··· Supplied material ···
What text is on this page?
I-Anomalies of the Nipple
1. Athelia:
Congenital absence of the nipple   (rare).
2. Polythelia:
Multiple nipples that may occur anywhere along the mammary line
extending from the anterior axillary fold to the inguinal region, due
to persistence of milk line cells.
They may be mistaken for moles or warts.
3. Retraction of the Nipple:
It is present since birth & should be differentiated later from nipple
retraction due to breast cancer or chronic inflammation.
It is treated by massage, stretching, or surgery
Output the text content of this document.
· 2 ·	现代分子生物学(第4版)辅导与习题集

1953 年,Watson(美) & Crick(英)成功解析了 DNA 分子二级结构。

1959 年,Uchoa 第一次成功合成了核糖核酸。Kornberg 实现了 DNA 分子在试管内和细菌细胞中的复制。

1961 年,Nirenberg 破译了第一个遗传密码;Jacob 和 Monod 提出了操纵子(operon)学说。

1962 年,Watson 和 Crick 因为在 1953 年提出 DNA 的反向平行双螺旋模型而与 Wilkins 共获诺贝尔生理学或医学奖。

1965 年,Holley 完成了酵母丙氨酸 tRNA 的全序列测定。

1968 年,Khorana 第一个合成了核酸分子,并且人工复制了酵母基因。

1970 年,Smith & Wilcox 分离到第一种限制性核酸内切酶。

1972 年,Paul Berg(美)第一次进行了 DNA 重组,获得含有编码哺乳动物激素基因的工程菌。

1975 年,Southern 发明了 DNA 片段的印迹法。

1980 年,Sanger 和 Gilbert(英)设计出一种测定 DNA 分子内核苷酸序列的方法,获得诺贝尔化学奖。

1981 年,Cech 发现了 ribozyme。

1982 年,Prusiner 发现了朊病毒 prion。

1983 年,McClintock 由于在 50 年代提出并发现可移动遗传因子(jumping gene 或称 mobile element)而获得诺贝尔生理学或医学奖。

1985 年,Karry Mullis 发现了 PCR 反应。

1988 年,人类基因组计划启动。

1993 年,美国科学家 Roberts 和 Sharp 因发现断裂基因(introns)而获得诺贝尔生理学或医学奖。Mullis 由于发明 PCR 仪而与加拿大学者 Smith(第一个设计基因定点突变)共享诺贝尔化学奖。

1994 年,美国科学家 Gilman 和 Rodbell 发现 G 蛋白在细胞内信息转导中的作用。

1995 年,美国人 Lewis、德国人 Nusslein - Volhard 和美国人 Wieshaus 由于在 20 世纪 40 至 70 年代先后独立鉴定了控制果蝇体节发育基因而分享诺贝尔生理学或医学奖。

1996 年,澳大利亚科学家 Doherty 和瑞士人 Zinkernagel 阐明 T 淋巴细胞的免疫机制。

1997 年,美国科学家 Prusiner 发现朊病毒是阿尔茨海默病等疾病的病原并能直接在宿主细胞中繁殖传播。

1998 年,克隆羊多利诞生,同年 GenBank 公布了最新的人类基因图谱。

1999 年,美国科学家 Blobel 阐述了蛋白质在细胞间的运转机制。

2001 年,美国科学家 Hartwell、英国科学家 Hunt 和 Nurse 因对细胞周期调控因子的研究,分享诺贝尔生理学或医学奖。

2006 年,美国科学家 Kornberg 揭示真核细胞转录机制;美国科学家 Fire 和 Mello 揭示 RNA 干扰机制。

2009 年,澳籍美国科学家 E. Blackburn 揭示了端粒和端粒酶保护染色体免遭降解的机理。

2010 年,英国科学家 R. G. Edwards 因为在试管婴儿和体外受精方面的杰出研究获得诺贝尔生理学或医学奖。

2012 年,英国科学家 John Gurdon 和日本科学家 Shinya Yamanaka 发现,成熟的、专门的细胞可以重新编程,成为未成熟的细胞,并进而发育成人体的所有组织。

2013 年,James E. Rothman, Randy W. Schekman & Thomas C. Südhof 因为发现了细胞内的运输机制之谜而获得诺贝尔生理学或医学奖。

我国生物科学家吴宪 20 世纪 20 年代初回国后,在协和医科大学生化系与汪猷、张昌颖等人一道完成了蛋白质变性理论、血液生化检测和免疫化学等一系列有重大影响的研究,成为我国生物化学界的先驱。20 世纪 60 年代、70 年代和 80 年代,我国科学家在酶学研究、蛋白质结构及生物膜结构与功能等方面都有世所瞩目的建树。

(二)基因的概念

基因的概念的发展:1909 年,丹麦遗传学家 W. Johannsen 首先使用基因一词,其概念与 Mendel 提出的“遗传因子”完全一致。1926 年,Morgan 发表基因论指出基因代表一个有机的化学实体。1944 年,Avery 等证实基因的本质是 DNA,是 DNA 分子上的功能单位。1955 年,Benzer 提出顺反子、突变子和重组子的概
···
Exercise description →
Give the material again, complete and unaltered.

Written answer →
What text is on this page?
I-Anomalies of the Nipple
1. Athelia:
Congenital absence of the nipple   (rare).
2. Polythelia:
Multiple nipples that may occur anywhere along the mammary line
extending from the anterior axillary fold to the inguinal region, due
to persistence of milk line cells.
They may be mistaken for moles or warts.
3. Retraction of the Nipple:
It is present since birth & should be differentiated later from nipple
retraction due to breast cancer or chronic inflammation.
It is treated by massage, stretching, or surgery
Output the text content of this document.
· 2 ·	现代分子生物学(第4版)辅导与习题集

1953 年,Watson(美) & Crick(英)成功解析了 DNA 分子二级结构。

1959 年,Uchoa 第一次成功合成了核糖核酸。Kornberg 实现了 DNA 分子在试管内和细菌细胞中的复制。

1961 年,Nirenberg 破译了第一个遗传密码;Jacob 和 Monod 提出了操纵子(operon)学说。

1962 年,Watson 和 Crick 因为在 1953 年提出 DNA 的反向平行双螺旋模型而与 Wilkins 共获诺贝尔生理学或医学奖。

1965 年,Holley 完成了酵母丙氨酸 tRNA 的全序列测定。

1968 年,Khorana 第一个合成了核酸分子,并且人工复制了酵母基因。

1970 年,Smith & Wilcox 分离到第一种限制性核酸内切酶。

1972 年,Paul Berg(美)第一次进行了 DNA 重组,获得含有编码哺乳动物激素基因的工程菌。

1975 年,Southern 发明了 DNA 片段的印迹法。

1980 年,Sanger 和 Gilbert(英)设计出一种测定 DNA 分子内核苷酸序列的方法,获得诺贝尔化学奖。

1981 年,Cech 发现了 ribozyme。

1982 年,Prusiner 发现了朊病毒 prion。

1983 年,McClintock 由于在 50 年代提出并发现可移动遗传因子(jumping gene 或称 mobile element)而获得诺贝尔生理学或医学奖。

1985 年,Karry Mullis 发现了 PCR 反应。

1988 年,人类基因组计划启动。

1993 年,美国科学家 Roberts 和 Sharp 因发现断裂基因(introns)而获得诺贝尔生理学或医学奖。Mullis 由于发明 PCR 仪而与加拿大学者 Smith(第一个设计基因定点突变)共享诺贝尔化学奖。

1994 年,美国科学家 Gilman 和 Rodbell 发现 G 蛋白在细胞内信息转导中的作用。

1995 年,美国人 Lewis、德国人 Nusslein - Volhard 和美国人 Wieshaus 由于在 20 世纪 40 至 70 年代先后独立鉴定了控制果蝇体节发育基因而分享诺贝尔生理学或医学奖。

1996 年,澳大利亚科学家 Doherty 和瑞士人 Zinkernagel 阐明 T 淋巴细胞的免疫机制。

1997 年,美国科学家 Prusiner 发现朊病毒是阿尔茨海默病等疾病的病原并能直接在宿主细胞中繁殖传播。

1998 年,克隆羊多利诞生,同年 GenBank 公布了最新的人类基因图谱。

1999 年,美国科学家 Blobel 阐述了蛋白质在细胞间的运转机制。

2001 年,美国科学家 Hartwell、英国科学家 Hunt 和 Nurse 因对细胞周期调控因子的研究,分享诺贝尔生理学或医学奖。

2006 年,美国科学家 Kornberg 揭示真核细胞转录机制;美国科学家 Fire 和 Mello 揭示 RNA 干扰机制。

2009 年,澳籍美国科学家 E. Blackburn 揭示了端粒和端粒酶保护染色体免遭降解的机理。

2010 年,英国科学家 R. G. Edwards 因为在试管婴儿和体外受精方面的杰出研究获得诺贝尔生理学或医学奖。

2012 年,英国科学家 John Gurdon 和日本科学家 Shinya Yamanaka 发现,成熟的、专门的细胞可以重新编程,成为未成熟的细胞,并进而发育成人体的所有组织。

2013 年,James E. Rothman, Randy W. Schekman & Thomas C. Südhof 因为发现了细胞内的运输机制之谜而获得诺贝尔生理学或医学奖。

我国生物科学家吴宪 20 世纪 20 年代初回国后,在协和医科大学生化系与汪猷、张昌颖等人一道完成了蛋白质变性理论、血液生化检测和免疫化学等一系列有重大影响的研究,成为我国生物化学界的先驱。20 世纪 60 年代、70 年代和 80 年代,我国科学家在酶学研究、蛋白质结构及生物膜结构与功能等方面都有世所瞩目的建树。

(二)基因的概念

基因的概念的发展:1909 年,丹麦遗传学家 W. Johannsen 首先使用基因一词,其概念与 Mendel 提出的“遗传因子”完全一致。1926 年,Morgan 发表基因论指出基因代表一个有机的化学实体。1944 年,Avery 等证实基因的本质是 DNA,是 DNA 分子上的功能单位。1955 年,Benzer 提出顺反子、突变子和重组子的概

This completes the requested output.